__EXCERPTED RECORDS__.

/---

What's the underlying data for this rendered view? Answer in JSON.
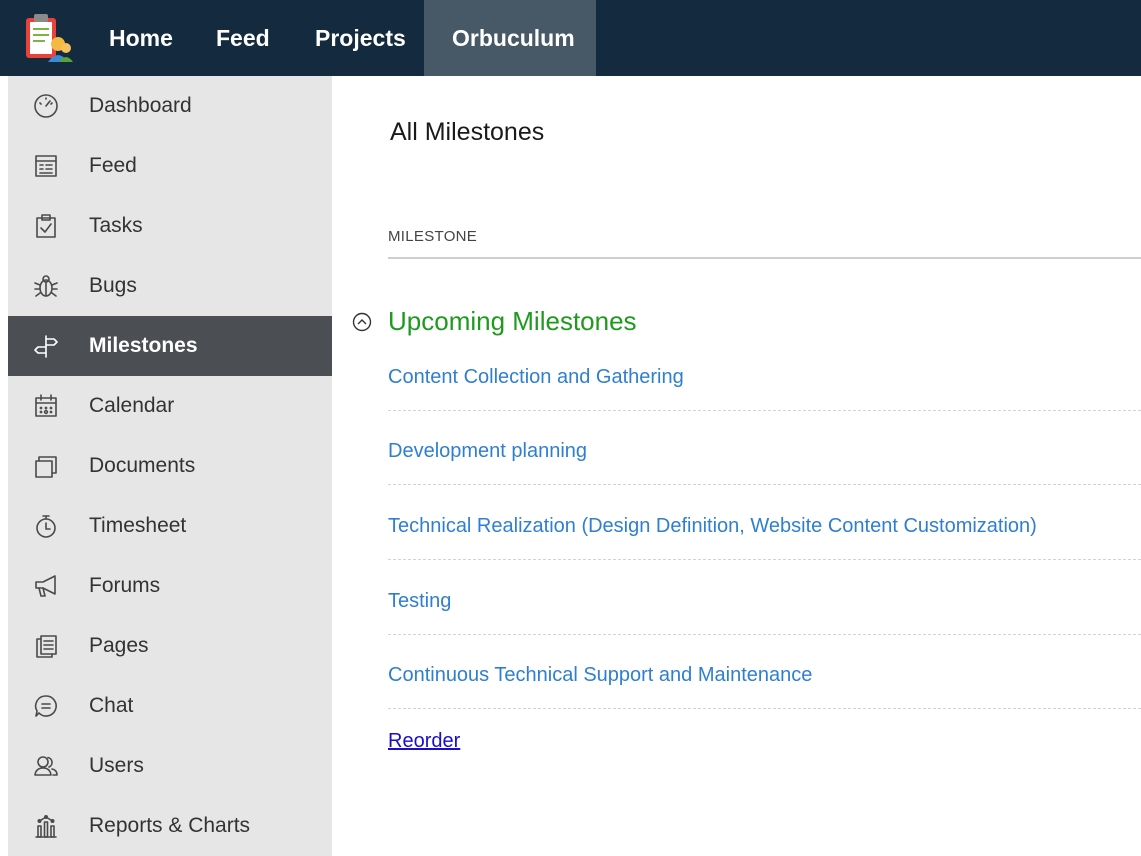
{
  "topnav": {
    "items": [
      {
        "label": "Home"
      },
      {
        "label": "Feed"
      },
      {
        "label": "Projects"
      },
      {
        "label": "Orbuculum"
      }
    ]
  },
  "sidebar": {
    "items": [
      {
        "label": "Dashboard",
        "icon": "dashboard-icon"
      },
      {
        "label": "Feed",
        "icon": "feed-icon"
      },
      {
        "label": "Tasks",
        "icon": "tasks-icon"
      },
      {
        "label": "Bugs",
        "icon": "bug-icon"
      },
      {
        "label": "Milestones",
        "icon": "signpost-icon"
      },
      {
        "label": "Calendar",
        "icon": "calendar-icon"
      },
      {
        "label": "Documents",
        "icon": "documents-icon"
      },
      {
        "label": "Timesheet",
        "icon": "timer-icon"
      },
      {
        "label": "Forums",
        "icon": "megaphone-icon"
      },
      {
        "label": "Pages",
        "icon": "pages-icon"
      },
      {
        "label": "Chat",
        "icon": "chat-icon"
      },
      {
        "label": "Users",
        "icon": "users-icon"
      },
      {
        "label": "Reports & Charts",
        "icon": "reports-icon"
      }
    ],
    "active": "Milestones"
  },
  "main": {
    "title": "All Milestones",
    "column_header": "MILESTONE",
    "group": {
      "title": "Upcoming Milestones",
      "milestones": [
        {
          "name": "Content Collection and Gathering"
        },
        {
          "name": "Development planning"
        },
        {
          "name": "Technical Realization (Design Definition, Website Content Customization)"
        },
        {
          "name": "Testing"
        },
        {
          "name": "Continuous Technical Support and Maintenance"
        }
      ]
    },
    "reorder_label": "Reorder"
  },
  "colors": {
    "topbar": "#142a3e",
    "topnav_active": "#475867",
    "sidebar_bg": "#e6e6e6",
    "sidebar_active": "#4b4e52",
    "group_title": "#1f9a1f",
    "link": "#2f7fd1"
  }
}
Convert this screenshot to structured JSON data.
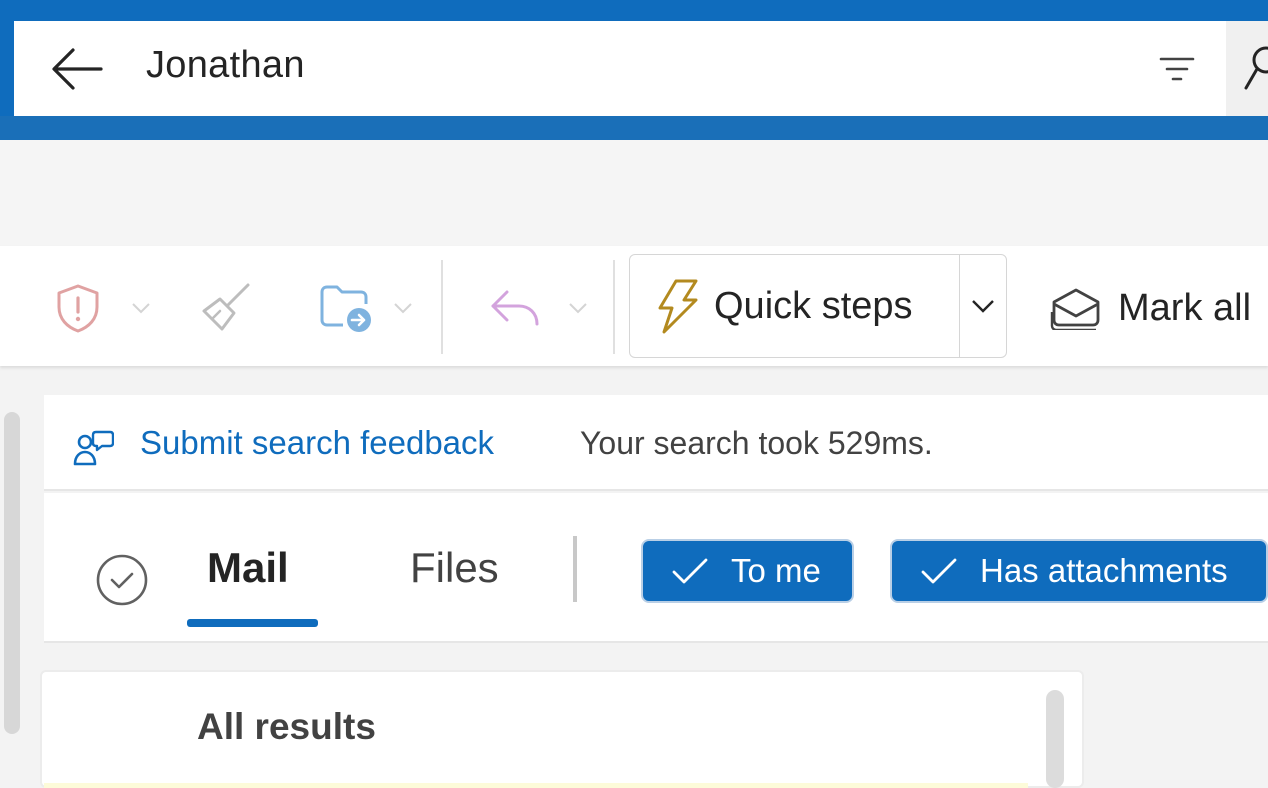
{
  "search": {
    "query": "Jonathan"
  },
  "icons": {
    "back": "back-arrow-icon",
    "filter": "filter-icon",
    "search": "search-icon",
    "report": "shield-icon",
    "sweep": "broom-icon",
    "move": "move-to-folder-icon",
    "reply": "reply-icon",
    "quick_steps": "lightning-icon",
    "mark_all": "envelope-open-icon",
    "feedback": "chat-feedback-icon",
    "select_all": "checkmark-circle-icon"
  },
  "ribbon": {
    "quick_steps_label": "Quick steps",
    "mark_all_label": "Mark all"
  },
  "feedback": {
    "link_label": "Submit search feedback",
    "time_text": "Your search took 529ms."
  },
  "tabs": [
    {
      "label": "Mail",
      "selected": true
    },
    {
      "label": "Files",
      "selected": false
    }
  ],
  "filters": [
    {
      "label": "To me",
      "checked": true
    },
    {
      "label": "Has attachments",
      "checked": true
    }
  ],
  "results": {
    "heading": "All results"
  },
  "colors": {
    "brand": "#0f6cbd",
    "report_disabled": "#e0a2a2",
    "move_disabled": "#7fb3df",
    "reply_disabled": "#d3a3dd",
    "quick_steps_icon": "#b38a1f"
  }
}
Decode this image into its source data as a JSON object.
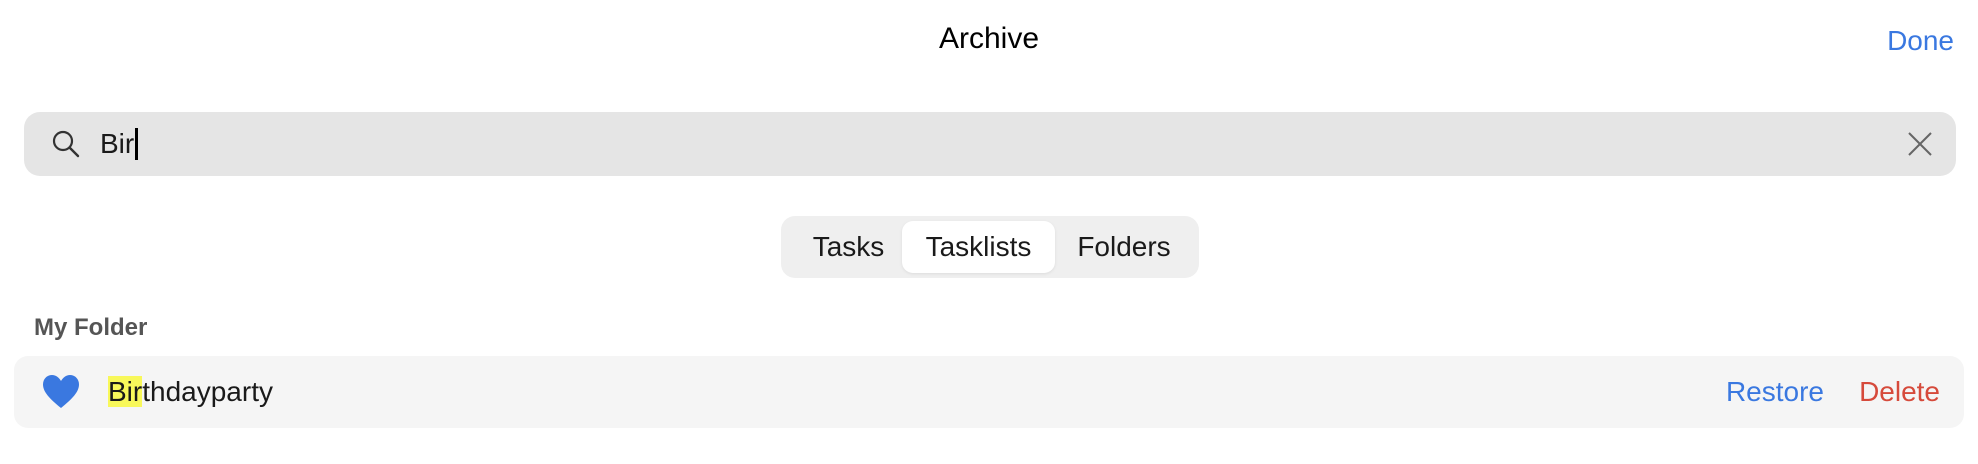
{
  "header": {
    "title": "Archive",
    "done_label": "Done"
  },
  "search": {
    "value": "Bir",
    "clear_icon": "close-icon",
    "search_icon": "search-icon"
  },
  "segmented": {
    "options": [
      "Tasks",
      "Tasklists",
      "Folders"
    ],
    "selected": "Tasklists"
  },
  "sections": [
    {
      "header": "My Folder",
      "items": [
        {
          "icon": "heart-icon",
          "icon_color": "#3a78e0",
          "title_match": "Bir",
          "title_rest": "thdayparty",
          "restore_label": "Restore",
          "delete_label": "Delete"
        }
      ]
    }
  ],
  "colors": {
    "accent": "#3a78e0",
    "destructive": "#d64a3b",
    "highlight": "#f8f85a"
  }
}
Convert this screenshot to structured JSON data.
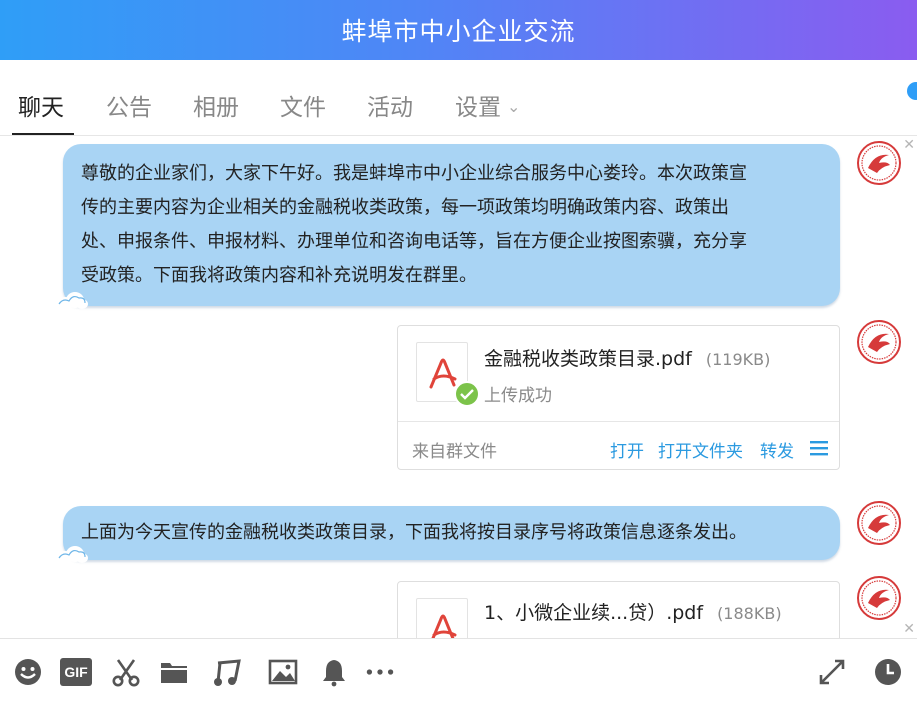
{
  "header": {
    "title": "蚌埠市中小企业交流"
  },
  "tabs": [
    {
      "label": "聊天"
    },
    {
      "label": "公告"
    },
    {
      "label": "相册"
    },
    {
      "label": "文件"
    },
    {
      "label": "活动"
    },
    {
      "label": "设置"
    }
  ],
  "messages": [
    {
      "type": "text",
      "lines": [
        "尊敬的企业家们，大家下午好。我是蚌埠市中小企业综合服务中心娄玲。本次政策宣",
        "传的主要内容为企业相关的金融税收类政策，每一项政策均明确政策内容、政策出",
        "处、申报条件、申报材料、办理单位和咨询电话等，旨在方便企业按图索骥，充分享",
        "受政策。下面我将政策内容和补充说明发在群里。"
      ]
    },
    {
      "type": "file",
      "name": "金融税收类政策目录.pdf",
      "size": "(119KB)",
      "status": "上传成功",
      "source": "来自群文件",
      "actions": [
        "打开",
        "打开文件夹",
        "转发"
      ]
    },
    {
      "type": "text",
      "lines": [
        "上面为今天宣传的金融税收类政策目录，下面我将按目录序号将政策信息逐条发出。"
      ]
    },
    {
      "type": "file",
      "name": "1、小微企业续...贷）.pdf",
      "size": "(188KB)"
    }
  ],
  "toolbar": {
    "icons": [
      "emoji-icon",
      "gif-icon",
      "scissors-icon",
      "folder-icon",
      "music-icon",
      "image-icon",
      "bell-icon",
      "more-icon",
      "expand-icon",
      "history-icon"
    ],
    "gif_label": "GIF"
  },
  "colors": {
    "header_gradient_start": "#2f9ef7",
    "header_gradient_end": "#8a5cf0",
    "bubble": "#a9d4f4",
    "link": "#2b9ae0",
    "avatar_red": "#d63a3a",
    "success_green": "#7cc34a",
    "pdf_red": "#e0443a"
  }
}
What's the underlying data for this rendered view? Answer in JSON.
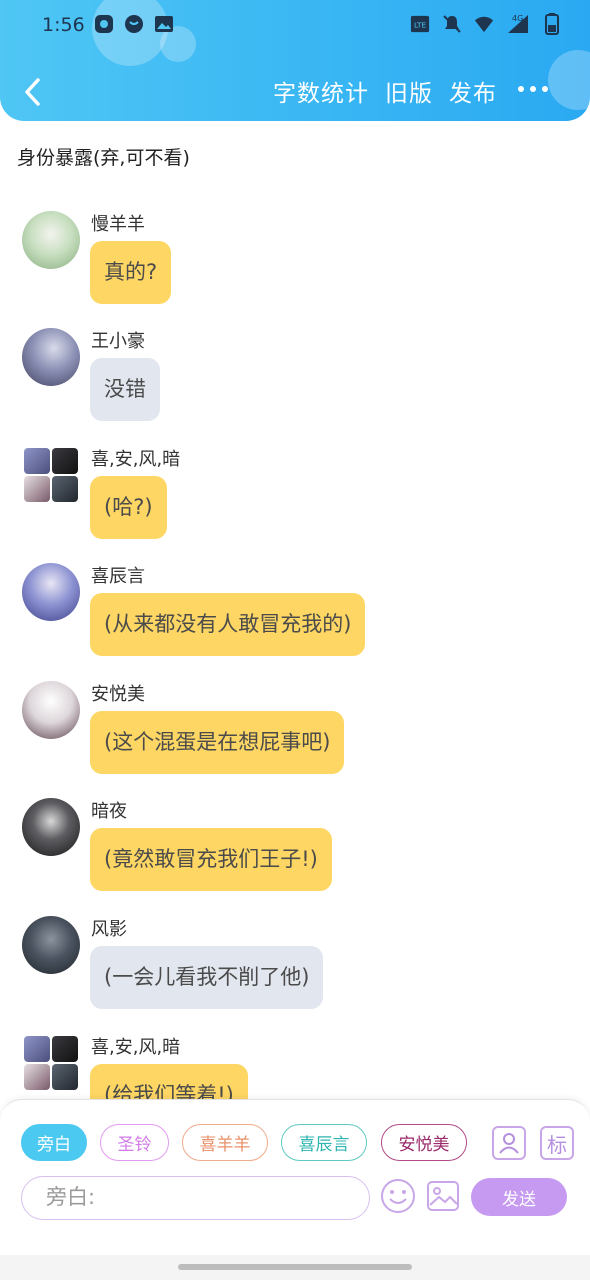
{
  "status_bar": {
    "time": "1:56",
    "network": "4G",
    "icons": [
      "game-icon",
      "moon-app-icon",
      "gallery-icon",
      "volte-icon",
      "mute-icon",
      "wifi-icon",
      "signal-icon",
      "battery-icon"
    ]
  },
  "nav": {
    "back_icon": "chevron-left-icon",
    "word_count": "字数统计",
    "old_version": "旧版",
    "publish": "发布",
    "more_icon": "more-dots-icon"
  },
  "story": {
    "title": "身份暴露(弃,可不看)"
  },
  "messages": [
    {
      "sender": "慢羊羊",
      "text": "真的?",
      "style": "yellow",
      "avatar_color": "#a7c7a0"
    },
    {
      "sender": "王小豪",
      "text": "没错",
      "style": "gray",
      "avatar_color": "#6a6f8c"
    },
    {
      "sender": "喜,安,风,暗",
      "text": "(哈?)",
      "style": "yellow",
      "avatar_color": "group"
    },
    {
      "sender": "喜辰言",
      "text": "(从来都没有人敢冒充我的)",
      "style": "yellow",
      "avatar_color": "#7c86c8"
    },
    {
      "sender": "安悦美",
      "text": "(这个混蛋是在想屁事吧)",
      "style": "yellow",
      "avatar_color": "#d9d2d6"
    },
    {
      "sender": "暗夜",
      "text": "(竟然敢冒充我们王子!)",
      "style": "yellow",
      "avatar_color": "#2a2a2e"
    },
    {
      "sender": "风影",
      "text": "(一会儿看我不削了他)",
      "style": "gray",
      "avatar_color": "#3b4452"
    },
    {
      "sender": "喜,安,风,暗",
      "text": "(给我们等着!)",
      "style": "yellow",
      "avatar_color": "group"
    }
  ],
  "panel": {
    "roles": [
      {
        "label": "旁白",
        "color": "#ffffff",
        "border": "#4cc9f0",
        "bg": "#4cc9f0"
      },
      {
        "label": "圣铃",
        "color": "#d27be8",
        "border": "#e29af0",
        "bg": "#ffffff"
      },
      {
        "label": "喜羊羊",
        "color": "#e8916a",
        "border": "#f0ab8a",
        "bg": "#ffffff"
      },
      {
        "label": "喜辰言",
        "color": "#2eb5b0",
        "border": "#5fcac5",
        "bg": "#ffffff"
      },
      {
        "label": "安悦美",
        "color": "#9b2a6a",
        "border": "#b14a86",
        "bg": "#ffffff"
      }
    ],
    "role_icon": "person-card-icon",
    "tag_icon_text": "标",
    "input_placeholder": "旁白:",
    "emoji_icon": "emoji-icon",
    "image_icon": "image-icon",
    "send_label": "发送"
  }
}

\---

__WHAT THE TASK REQUIRES__.
Report back each line of the entries that holds the string "image".

__FINISHED TASK__.
Decode this image into its source data as a JSON object.
      "image-icon",
    "image_icon": "image-icon",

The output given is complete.